● SET EXERCISE
Restate each line word for word. Leave out every picture.

[Data records]
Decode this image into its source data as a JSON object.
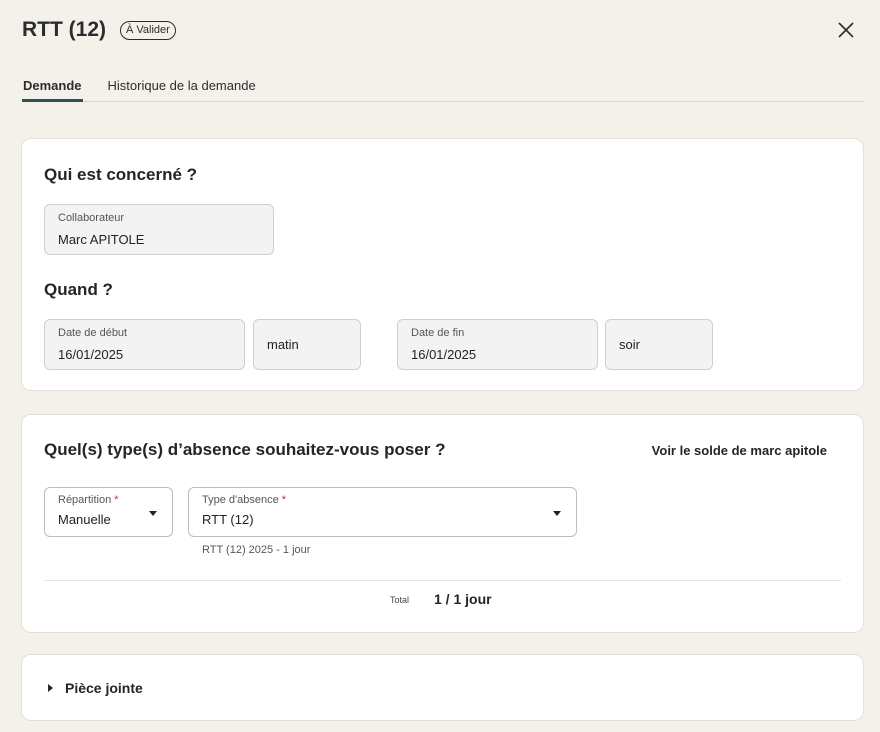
{
  "header": {
    "title": "RTT (12)",
    "status_badge": "À Valider",
    "close_icon": "close-icon"
  },
  "tabs": [
    {
      "label": "Demande",
      "active": true
    },
    {
      "label": "Historique de la demande",
      "active": false
    }
  ],
  "who": {
    "heading": "Qui est concerné ?",
    "collaborator": {
      "label": "Collaborateur",
      "value": "Marc APITOLE"
    }
  },
  "when": {
    "heading": "Quand ?",
    "start_date": {
      "label": "Date de début",
      "value": "16/01/2025"
    },
    "start_period": "matin",
    "end_date": {
      "label": "Date de fin",
      "value": "16/01/2025"
    },
    "end_period": "soir"
  },
  "absence": {
    "heading": "Quel(s) type(s) d’absence souhaitez-vous poser ?",
    "balance_link": "Voir le solde de marc apitole",
    "repartition": {
      "label": "Répartition",
      "required_mark": "*",
      "value": "Manuelle"
    },
    "type": {
      "label": "Type d'absence",
      "required_mark": "*",
      "value": "RTT (12)"
    },
    "type_hint": "RTT (12) 2025 - 1 jour",
    "total_label": "Total",
    "total_value": "1 / 1 jour"
  },
  "attachment": {
    "label": "Pièce jointe"
  },
  "colors": {
    "background": "#f4f1ea",
    "tab_active": "#2f4f54",
    "required": "#c0392b"
  }
}
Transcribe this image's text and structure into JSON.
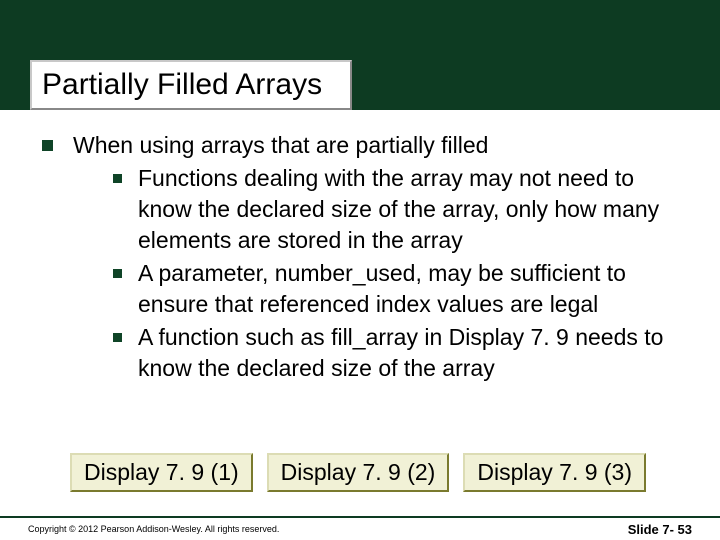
{
  "title": "Partially Filled Arrays",
  "main": {
    "intro": "When using arrays that are partially filled",
    "points": [
      "Functions dealing with the array may not need to know the declared size of the array, only how many elements are stored in the array",
      "A parameter, number_used,  may be sufficient to ensure that referenced index values are legal",
      "A function such as fill_array in Display 7. 9 needs to know the declared size of the array"
    ]
  },
  "buttons": {
    "d1": "Display 7. 9 (1)",
    "d2": "Display 7. 9 (2)",
    "d3": "Display 7. 9 (3)"
  },
  "footer": {
    "copyright": "Copyright © 2012 Pearson Addison-Wesley.  All rights reserved.",
    "slide": "Slide 7- 53"
  }
}
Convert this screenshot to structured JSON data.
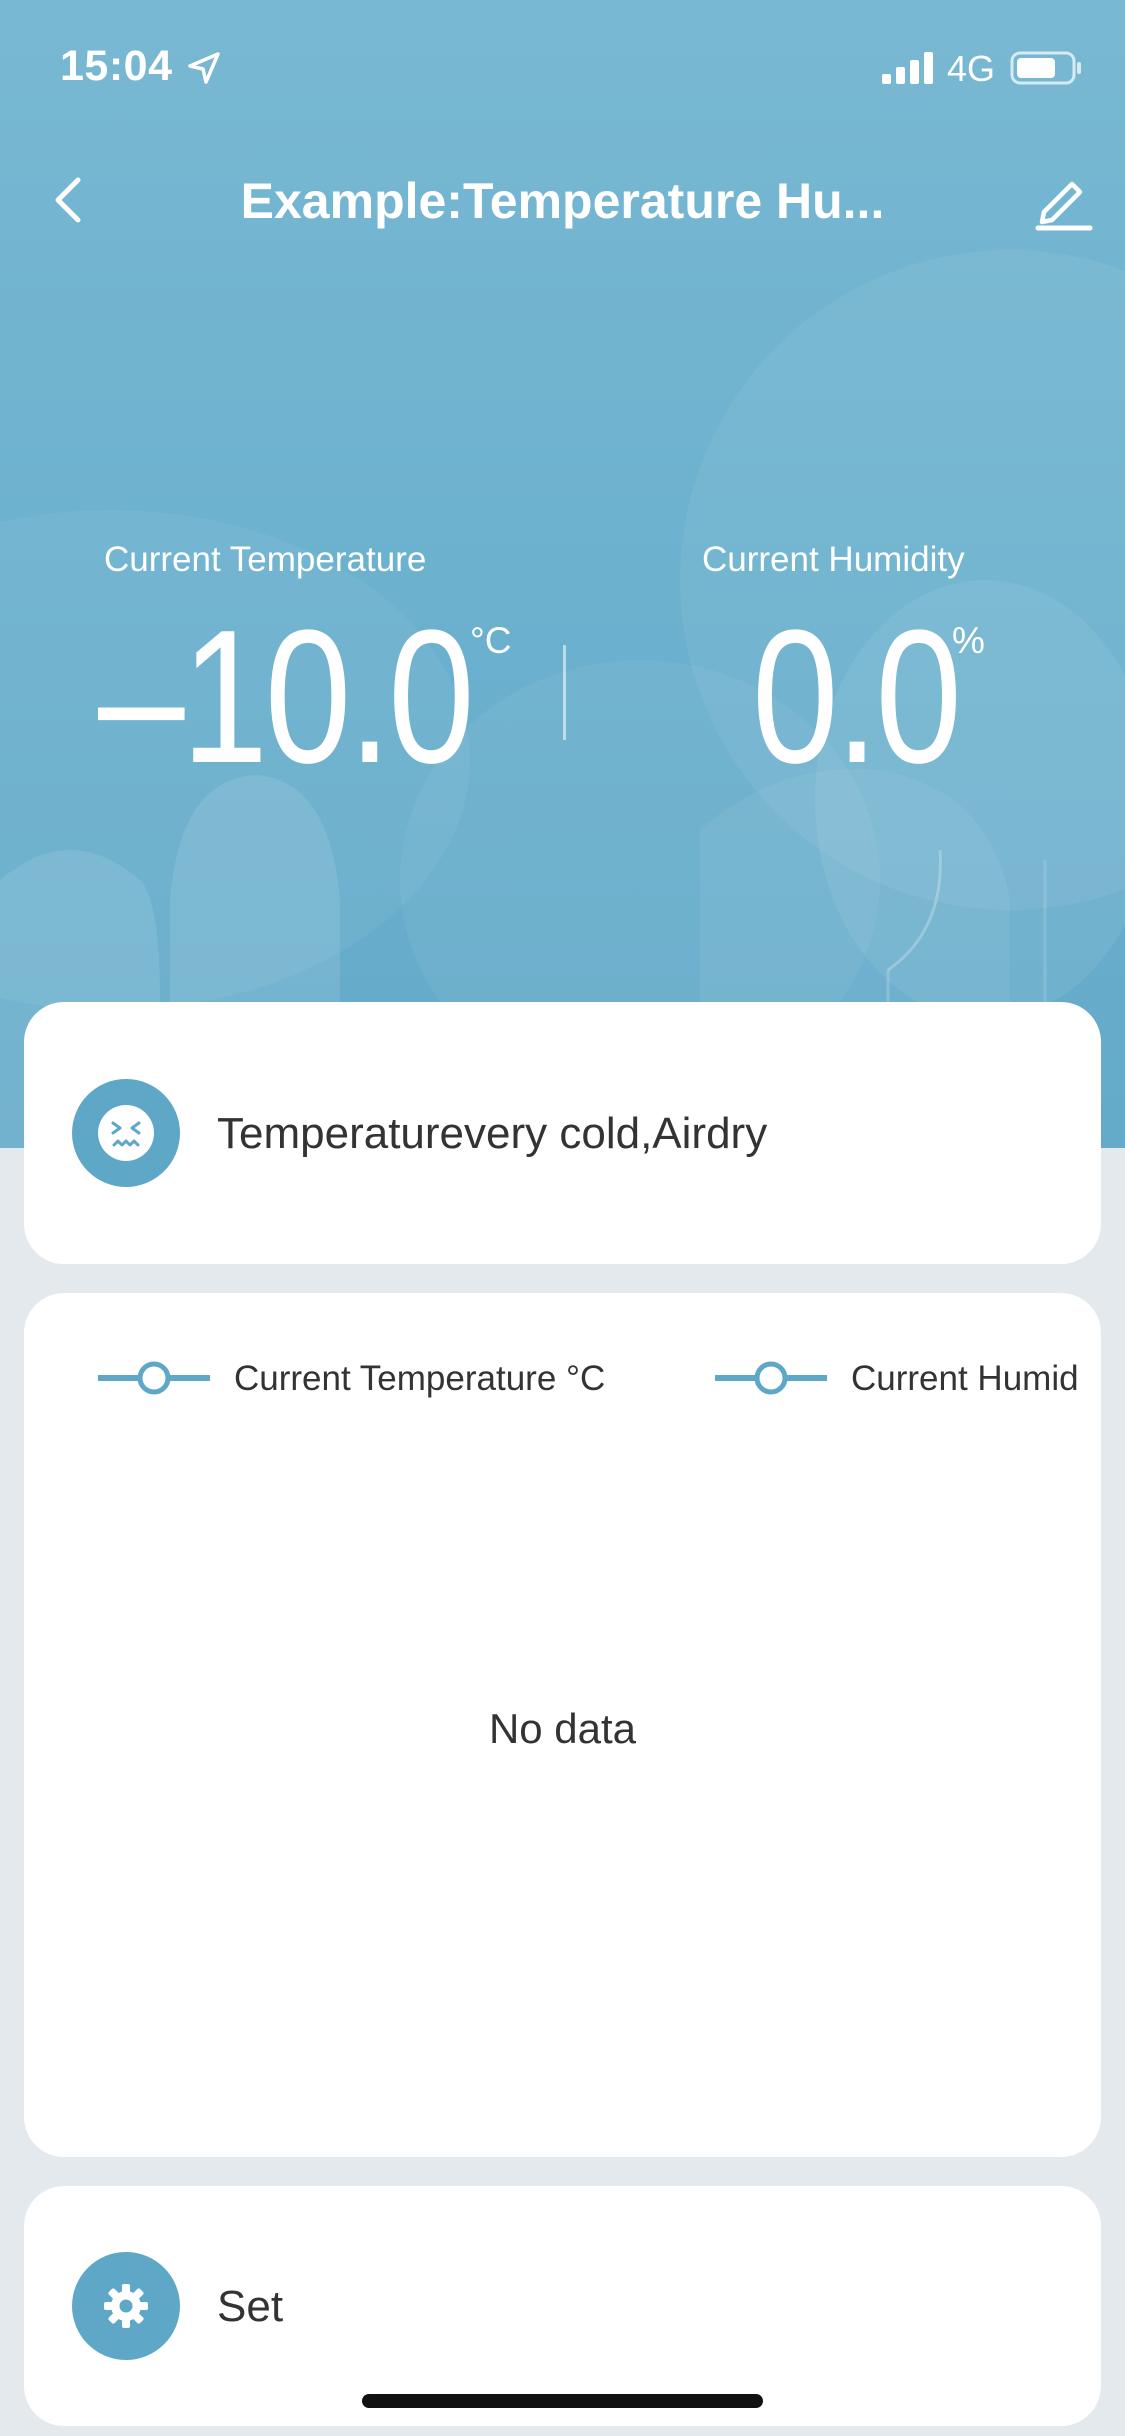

● RESULT BELOW
Decode this image into its source data as a JSON object.
{
  "header": {
    "title": "RTT (12)",
    "status_badge": "À Valider",
    "close_icon": "close-icon"
  },
  "tabs": [
    {
      "label": "Demande",
      "active": true
    },
    {
      "label": "Historique de la demande",
      "active": false
    }
  ],
  "who": {
    "heading": "Qui est concerné ?",
    "collaborator": {
      "label": "Collaborateur",
      "value": "Marc APITOLE"
    }
  },
  "when": {
    "heading": "Quand ?",
    "start_date": {
      "label": "Date de début",
      "value": "16/01/2025"
    },
    "start_period": "matin",
    "end_date": {
      "label": "Date de fin",
      "value": "16/01/2025"
    },
    "end_period": "soir"
  },
  "absence": {
    "heading": "Quel(s) type(s) d’absence souhaitez-vous poser ?",
    "balance_link": "Voir le solde de marc apitole",
    "repartition": {
      "label": "Répartition",
      "required_mark": "*",
      "value": "Manuelle"
    },
    "type": {
      "label": "Type d'absence",
      "required_mark": "*",
      "value": "RTT (12)"
    },
    "type_hint": "RTT (12) 2025 - 1 jour",
    "total_label": "Total",
    "total_value": "1 / 1 jour"
  },
  "attachment": {
    "label": "Pièce jointe"
  },
  "colors": {
    "background": "#f4f1ea",
    "tab_active": "#2f4f54",
    "required": "#c0392b"
  }
}
Transcribe this image's text and structure into JSON.
{
  "title": "Partially Filled Arrays",
  "main": {
    "intro": "When using arrays that are partially filled",
    "points": [
      "Functions dealing with the array may not need to know the declared size of the array, only how many elements are stored in the array",
      "A parameter, number_used,  may be sufficient to ensure that referenced index values are legal",
      "A function such as fill_array in Display 7. 9 needs to know the declared size of the array"
    ]
  },
  "buttons": {
    "d1": "Display 7. 9 (1)",
    "d2": "Display 7. 9 (2)",
    "d3": "Display 7. 9 (3)"
  },
  "footer": {
    "copyright": "Copyright © 2012 Pearson Addison-Wesley.  All rights reserved.",
    "slide": "Slide 7- 53"
  }
}
Convert this screenshot to structured JSON data.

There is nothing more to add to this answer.